From the entries below, gather every line containing the string "content".

━━━━━ Data records

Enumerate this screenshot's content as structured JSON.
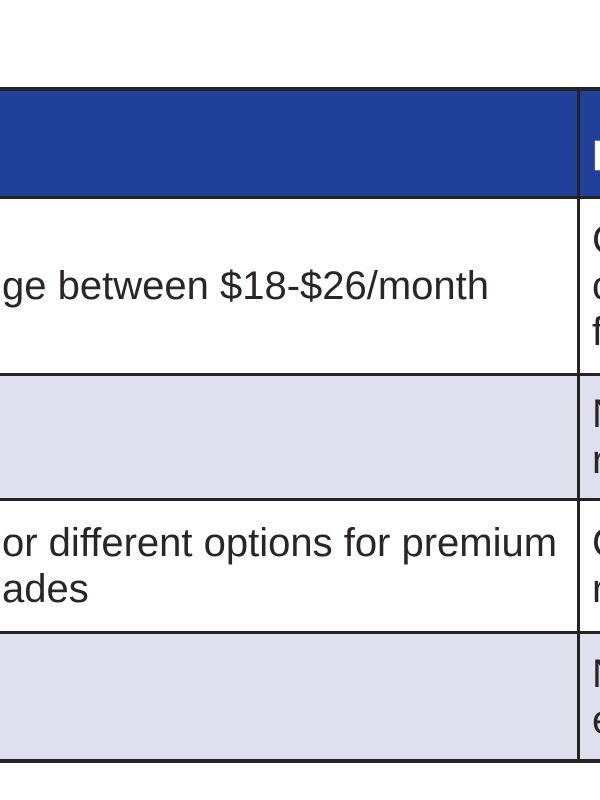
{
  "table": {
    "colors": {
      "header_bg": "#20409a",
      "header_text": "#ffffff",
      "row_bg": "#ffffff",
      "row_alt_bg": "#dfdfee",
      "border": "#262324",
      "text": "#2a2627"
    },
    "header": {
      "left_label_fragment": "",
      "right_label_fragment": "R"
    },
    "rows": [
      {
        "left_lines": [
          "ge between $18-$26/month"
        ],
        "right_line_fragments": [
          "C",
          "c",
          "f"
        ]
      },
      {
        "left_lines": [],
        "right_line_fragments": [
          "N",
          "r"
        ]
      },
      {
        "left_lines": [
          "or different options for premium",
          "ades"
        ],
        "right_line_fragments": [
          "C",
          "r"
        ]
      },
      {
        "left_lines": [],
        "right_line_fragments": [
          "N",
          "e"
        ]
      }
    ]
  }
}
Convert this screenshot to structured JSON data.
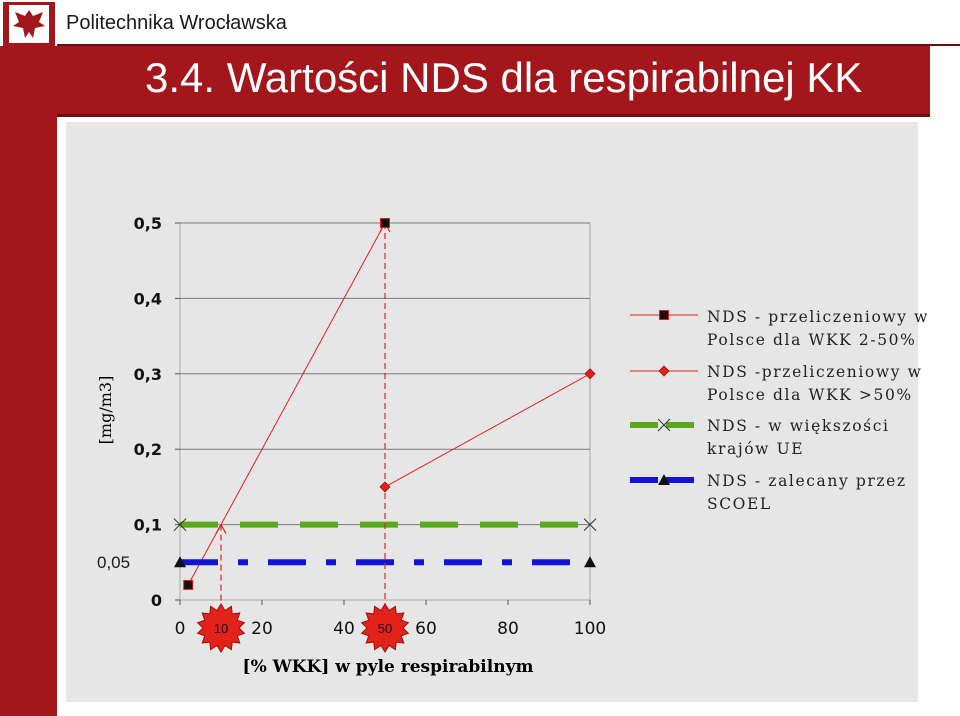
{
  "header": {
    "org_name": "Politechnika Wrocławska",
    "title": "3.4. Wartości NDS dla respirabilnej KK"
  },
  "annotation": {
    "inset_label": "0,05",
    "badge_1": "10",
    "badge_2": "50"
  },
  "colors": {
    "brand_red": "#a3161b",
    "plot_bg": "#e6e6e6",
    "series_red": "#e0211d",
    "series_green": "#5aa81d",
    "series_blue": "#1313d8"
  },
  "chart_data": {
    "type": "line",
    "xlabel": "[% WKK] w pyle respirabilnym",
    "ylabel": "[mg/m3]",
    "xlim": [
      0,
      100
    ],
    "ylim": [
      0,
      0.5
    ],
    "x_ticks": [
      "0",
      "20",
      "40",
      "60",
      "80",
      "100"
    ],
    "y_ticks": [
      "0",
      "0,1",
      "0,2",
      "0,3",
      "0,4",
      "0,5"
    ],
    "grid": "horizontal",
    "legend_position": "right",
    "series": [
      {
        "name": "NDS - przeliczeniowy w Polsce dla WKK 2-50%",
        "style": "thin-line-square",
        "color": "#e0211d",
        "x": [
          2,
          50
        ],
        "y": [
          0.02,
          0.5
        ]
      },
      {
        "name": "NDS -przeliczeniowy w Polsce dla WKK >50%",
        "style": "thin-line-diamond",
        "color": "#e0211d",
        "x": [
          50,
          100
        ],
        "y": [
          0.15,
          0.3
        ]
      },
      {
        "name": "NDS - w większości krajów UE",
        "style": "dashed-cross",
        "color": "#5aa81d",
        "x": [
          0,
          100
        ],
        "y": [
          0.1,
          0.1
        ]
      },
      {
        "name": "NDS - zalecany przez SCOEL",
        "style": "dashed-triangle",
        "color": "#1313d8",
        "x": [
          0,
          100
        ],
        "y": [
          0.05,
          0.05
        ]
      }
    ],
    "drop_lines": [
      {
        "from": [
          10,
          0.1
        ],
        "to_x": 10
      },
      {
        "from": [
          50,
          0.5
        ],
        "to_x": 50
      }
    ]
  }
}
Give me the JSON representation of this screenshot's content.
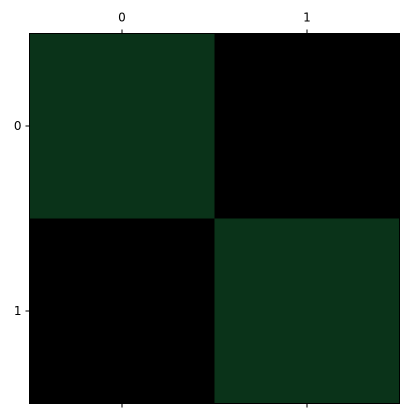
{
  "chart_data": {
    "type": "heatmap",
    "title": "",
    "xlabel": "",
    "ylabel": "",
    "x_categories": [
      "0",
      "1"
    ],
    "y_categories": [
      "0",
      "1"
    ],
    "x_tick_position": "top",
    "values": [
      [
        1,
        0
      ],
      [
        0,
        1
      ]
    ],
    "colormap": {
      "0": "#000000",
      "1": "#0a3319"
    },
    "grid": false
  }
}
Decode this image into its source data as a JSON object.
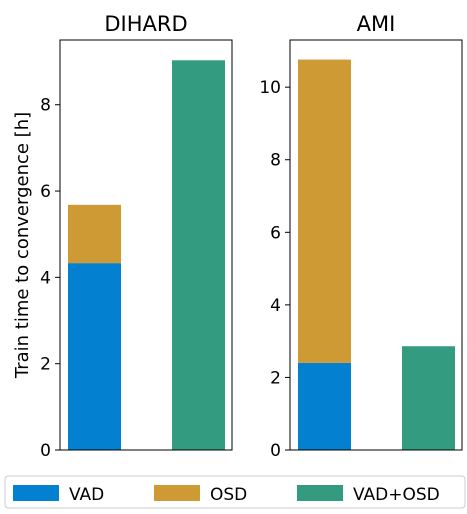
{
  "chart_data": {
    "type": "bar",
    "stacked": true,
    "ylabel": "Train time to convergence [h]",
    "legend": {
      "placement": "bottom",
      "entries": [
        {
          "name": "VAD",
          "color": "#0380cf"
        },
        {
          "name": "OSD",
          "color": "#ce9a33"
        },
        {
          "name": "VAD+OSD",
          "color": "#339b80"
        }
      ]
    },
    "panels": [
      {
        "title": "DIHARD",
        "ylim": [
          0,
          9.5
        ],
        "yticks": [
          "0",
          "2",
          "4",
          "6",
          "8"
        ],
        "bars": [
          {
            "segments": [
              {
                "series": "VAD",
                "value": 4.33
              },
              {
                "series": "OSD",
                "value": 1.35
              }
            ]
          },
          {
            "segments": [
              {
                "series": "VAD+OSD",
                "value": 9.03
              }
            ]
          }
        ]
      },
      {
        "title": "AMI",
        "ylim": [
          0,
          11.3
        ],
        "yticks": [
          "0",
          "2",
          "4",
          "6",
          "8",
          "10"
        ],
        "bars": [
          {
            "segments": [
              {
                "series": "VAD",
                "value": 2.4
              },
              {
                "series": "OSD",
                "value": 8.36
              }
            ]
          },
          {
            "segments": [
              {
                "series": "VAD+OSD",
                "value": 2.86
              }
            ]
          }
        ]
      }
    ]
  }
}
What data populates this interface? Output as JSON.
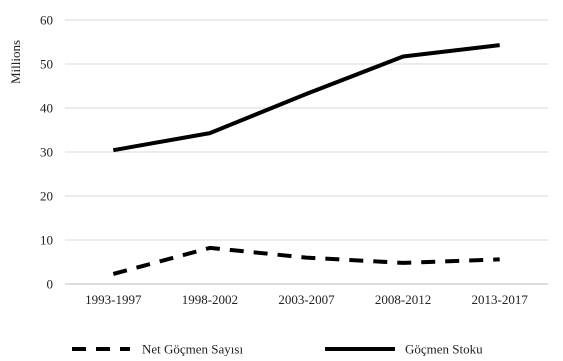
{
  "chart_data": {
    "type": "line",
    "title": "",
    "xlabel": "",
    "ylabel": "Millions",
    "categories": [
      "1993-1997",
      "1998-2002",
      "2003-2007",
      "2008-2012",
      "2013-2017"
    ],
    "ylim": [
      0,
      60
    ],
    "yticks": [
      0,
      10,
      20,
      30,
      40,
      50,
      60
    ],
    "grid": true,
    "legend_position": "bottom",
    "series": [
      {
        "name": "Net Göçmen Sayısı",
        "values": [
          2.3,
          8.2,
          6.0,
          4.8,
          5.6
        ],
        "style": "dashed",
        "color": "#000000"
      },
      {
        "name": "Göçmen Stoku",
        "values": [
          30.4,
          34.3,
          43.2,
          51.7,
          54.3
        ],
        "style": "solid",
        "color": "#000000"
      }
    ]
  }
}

━━━━━━━━━━
━━━━━ Data records

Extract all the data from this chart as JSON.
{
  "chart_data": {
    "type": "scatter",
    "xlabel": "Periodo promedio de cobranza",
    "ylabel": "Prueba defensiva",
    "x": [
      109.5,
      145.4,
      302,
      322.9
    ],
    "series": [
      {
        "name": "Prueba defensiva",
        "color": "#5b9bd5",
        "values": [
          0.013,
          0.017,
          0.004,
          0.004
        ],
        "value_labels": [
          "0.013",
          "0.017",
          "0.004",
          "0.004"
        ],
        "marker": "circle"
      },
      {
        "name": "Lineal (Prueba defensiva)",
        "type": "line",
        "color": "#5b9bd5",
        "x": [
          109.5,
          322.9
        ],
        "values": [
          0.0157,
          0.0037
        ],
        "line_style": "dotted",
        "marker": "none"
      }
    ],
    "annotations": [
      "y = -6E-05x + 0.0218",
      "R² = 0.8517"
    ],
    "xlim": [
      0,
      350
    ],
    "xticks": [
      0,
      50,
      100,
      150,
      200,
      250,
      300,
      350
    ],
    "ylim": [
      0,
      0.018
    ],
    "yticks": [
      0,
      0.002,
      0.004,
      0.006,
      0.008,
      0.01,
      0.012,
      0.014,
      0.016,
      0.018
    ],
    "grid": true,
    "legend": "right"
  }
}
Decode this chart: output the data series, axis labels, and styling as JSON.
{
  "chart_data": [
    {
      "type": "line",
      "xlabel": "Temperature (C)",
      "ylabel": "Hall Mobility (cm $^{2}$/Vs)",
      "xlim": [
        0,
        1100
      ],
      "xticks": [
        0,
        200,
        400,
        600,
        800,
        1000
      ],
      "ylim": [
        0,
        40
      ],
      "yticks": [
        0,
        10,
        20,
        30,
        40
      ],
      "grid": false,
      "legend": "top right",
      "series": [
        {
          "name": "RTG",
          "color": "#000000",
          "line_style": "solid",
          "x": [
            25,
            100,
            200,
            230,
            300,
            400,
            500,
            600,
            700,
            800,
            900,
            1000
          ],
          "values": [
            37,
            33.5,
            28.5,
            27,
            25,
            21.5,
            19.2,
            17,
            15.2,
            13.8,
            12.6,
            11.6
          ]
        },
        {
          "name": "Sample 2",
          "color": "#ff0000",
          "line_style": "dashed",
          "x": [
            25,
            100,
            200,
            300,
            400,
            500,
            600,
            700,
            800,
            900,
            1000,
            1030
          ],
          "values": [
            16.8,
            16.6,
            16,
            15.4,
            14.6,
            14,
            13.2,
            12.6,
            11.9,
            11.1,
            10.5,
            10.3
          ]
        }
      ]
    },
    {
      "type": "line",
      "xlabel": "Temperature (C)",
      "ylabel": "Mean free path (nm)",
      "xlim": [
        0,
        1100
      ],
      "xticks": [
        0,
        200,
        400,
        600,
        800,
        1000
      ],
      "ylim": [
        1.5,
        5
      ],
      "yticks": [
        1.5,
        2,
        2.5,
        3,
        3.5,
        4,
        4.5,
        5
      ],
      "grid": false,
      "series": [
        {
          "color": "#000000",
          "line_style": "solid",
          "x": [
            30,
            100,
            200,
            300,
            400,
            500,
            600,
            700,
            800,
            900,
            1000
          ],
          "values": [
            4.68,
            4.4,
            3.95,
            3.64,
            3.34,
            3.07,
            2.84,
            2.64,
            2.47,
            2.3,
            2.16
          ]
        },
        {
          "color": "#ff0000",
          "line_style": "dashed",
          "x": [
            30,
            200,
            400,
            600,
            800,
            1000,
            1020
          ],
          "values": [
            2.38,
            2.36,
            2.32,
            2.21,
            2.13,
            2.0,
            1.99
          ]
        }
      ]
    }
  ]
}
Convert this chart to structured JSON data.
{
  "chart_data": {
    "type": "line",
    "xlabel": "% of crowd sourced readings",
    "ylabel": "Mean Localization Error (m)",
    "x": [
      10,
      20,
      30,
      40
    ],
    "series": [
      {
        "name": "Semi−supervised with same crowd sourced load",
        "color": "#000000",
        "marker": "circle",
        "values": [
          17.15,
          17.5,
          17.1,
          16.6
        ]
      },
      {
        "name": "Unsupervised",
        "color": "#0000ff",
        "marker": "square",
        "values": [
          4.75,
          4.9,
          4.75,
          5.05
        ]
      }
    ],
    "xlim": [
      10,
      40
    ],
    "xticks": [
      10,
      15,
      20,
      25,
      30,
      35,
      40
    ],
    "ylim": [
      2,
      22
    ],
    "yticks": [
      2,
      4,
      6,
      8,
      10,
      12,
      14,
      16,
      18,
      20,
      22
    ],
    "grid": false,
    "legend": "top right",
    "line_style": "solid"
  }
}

━━━━━━━━━━

**Answer for the task:**
Enumerate this screenshot's content as structured JSON.
Give me the JSON representation of this screenshot's content.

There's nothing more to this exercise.